(Records contained in a dataset)
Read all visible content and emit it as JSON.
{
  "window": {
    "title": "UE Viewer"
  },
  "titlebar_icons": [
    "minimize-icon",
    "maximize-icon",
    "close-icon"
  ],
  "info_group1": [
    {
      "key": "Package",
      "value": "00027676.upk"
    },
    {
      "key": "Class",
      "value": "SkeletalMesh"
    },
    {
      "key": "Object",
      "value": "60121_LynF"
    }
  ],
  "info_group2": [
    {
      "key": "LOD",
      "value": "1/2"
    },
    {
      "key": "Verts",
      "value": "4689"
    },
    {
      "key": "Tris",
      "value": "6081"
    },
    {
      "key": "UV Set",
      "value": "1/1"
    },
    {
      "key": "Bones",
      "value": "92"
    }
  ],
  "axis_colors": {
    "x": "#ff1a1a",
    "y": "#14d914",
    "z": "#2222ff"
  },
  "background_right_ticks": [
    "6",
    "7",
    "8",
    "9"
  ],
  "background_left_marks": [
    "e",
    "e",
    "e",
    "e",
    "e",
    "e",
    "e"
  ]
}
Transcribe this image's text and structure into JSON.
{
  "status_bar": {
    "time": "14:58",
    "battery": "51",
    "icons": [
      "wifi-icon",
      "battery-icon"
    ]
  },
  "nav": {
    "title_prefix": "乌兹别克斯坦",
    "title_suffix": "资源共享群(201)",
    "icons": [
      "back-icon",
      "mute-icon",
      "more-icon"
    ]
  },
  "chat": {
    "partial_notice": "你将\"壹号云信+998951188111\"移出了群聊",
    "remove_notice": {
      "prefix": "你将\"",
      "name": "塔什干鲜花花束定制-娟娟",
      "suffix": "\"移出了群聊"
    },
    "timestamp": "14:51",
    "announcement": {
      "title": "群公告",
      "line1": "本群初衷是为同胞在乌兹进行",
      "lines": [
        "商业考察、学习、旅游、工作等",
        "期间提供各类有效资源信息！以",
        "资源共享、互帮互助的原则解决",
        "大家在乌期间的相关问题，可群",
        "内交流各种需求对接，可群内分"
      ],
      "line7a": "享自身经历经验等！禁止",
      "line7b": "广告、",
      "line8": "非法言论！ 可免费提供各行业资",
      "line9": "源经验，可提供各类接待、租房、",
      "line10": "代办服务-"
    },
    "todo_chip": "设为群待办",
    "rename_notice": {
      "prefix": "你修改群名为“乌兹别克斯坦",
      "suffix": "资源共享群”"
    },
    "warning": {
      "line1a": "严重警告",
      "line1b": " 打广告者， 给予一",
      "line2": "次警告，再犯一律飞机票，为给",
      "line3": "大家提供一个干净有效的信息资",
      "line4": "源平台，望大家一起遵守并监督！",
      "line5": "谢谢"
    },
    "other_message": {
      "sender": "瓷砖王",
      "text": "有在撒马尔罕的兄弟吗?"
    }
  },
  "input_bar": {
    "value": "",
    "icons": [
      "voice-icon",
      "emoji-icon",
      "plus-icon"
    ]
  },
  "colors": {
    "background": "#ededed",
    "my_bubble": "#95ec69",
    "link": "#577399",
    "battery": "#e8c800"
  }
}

EXERCISE REQUIREMENTS
The listing above must be transcribed exactly, line by line.

SOLUTION FOR THIS EXERCISE
Read all visible content and emit it as JSON.
{
  "window": {
    "title": "UE Viewer"
  },
  "titlebar_icons": [
    "minimize-icon",
    "maximize-icon",
    "close-icon"
  ],
  "info_group1": [
    {
      "key": "Package",
      "value": "00027676.upk"
    },
    {
      "key": "Class",
      "value": "SkeletalMesh"
    },
    {
      "key": "Object",
      "value": "60121_LynF"
    }
  ],
  "info_group2": [
    {
      "key": "LOD",
      "value": "1/2"
    },
    {
      "key": "Verts",
      "value": "4689"
    },
    {
      "key": "Tris",
      "value": "6081"
    },
    {
      "key": "UV Set",
      "value": "1/1"
    },
    {
      "key": "Bones",
      "value": "92"
    }
  ],
  "axis_colors": {
    "x": "#ff1a1a",
    "y": "#14d914",
    "z": "#2222ff"
  },
  "background_right_ticks": [
    "6",
    "7",
    "8",
    "9"
  ],
  "background_left_marks": [
    "e",
    "e",
    "e",
    "e",
    "e",
    "e",
    "e"
  ]
}
Transcribe this image's text and structure into JSON.
{
  "status_bar": {
    "time": "14:58",
    "battery": "51",
    "icons": [
      "wifi-icon",
      "battery-icon"
    ]
  },
  "nav": {
    "title_prefix": "乌兹别克斯坦",
    "title_suffix": "资源共享群(201)",
    "icons": [
      "back-icon",
      "mute-icon",
      "more-icon"
    ]
  },
  "chat": {
    "partial_notice": "你将\"壹号云信+998951188111\"移出了群聊",
    "remove_notice": {
      "prefix": "你将\"",
      "name": "塔什干鲜花花束定制-娟娟",
      "suffix": "\"移出了群聊"
    },
    "timestamp": "14:51",
    "announcement": {
      "title": "群公告",
      "line1": "本群初衷是为同胞在乌兹进行",
      "lines": [
        "商业考察、学习、旅游、工作等",
        "期间提供各类有效资源信息！以",
        "资源共享、互帮互助的原则解决",
        "大家在乌期间的相关问题，可群",
        "内交流各种需求对接，可群内分"
      ],
      "line7a": "享自身经历经验等！禁止",
      "line7b": "广告、",
      "line8": "非法言论！ 可免费提供各行业资",
      "line9": "源经验，可提供各类接待、租房、",
      "line10": "代办服务-"
    },
    "todo_chip": "设为群待办",
    "rename_notice": {
      "prefix": "你修改群名为“乌兹别克斯坦",
      "suffix": "资源共享群”"
    },
    "warning": {
      "line1a": "严重警告",
      "line1b": " 打广告者， 给予一",
      "line2": "次警告，再犯一律飞机票，为给",
      "line3": "大家提供一个干净有效的信息资",
      "line4": "源平台，望大家一起遵守并监督！",
      "line5": "谢谢"
    },
    "other_message": {
      "sender": "瓷砖王",
      "text": "有在撒马尔罕的兄弟吗?"
    }
  },
  "input_bar": {
    "value": "",
    "icons": [
      "voice-icon",
      "emoji-icon",
      "plus-icon"
    ]
  },
  "colors": {
    "background": "#ededed",
    "my_bubble": "#95ec69",
    "link": "#577399",
    "battery": "#e8c800"
  }
}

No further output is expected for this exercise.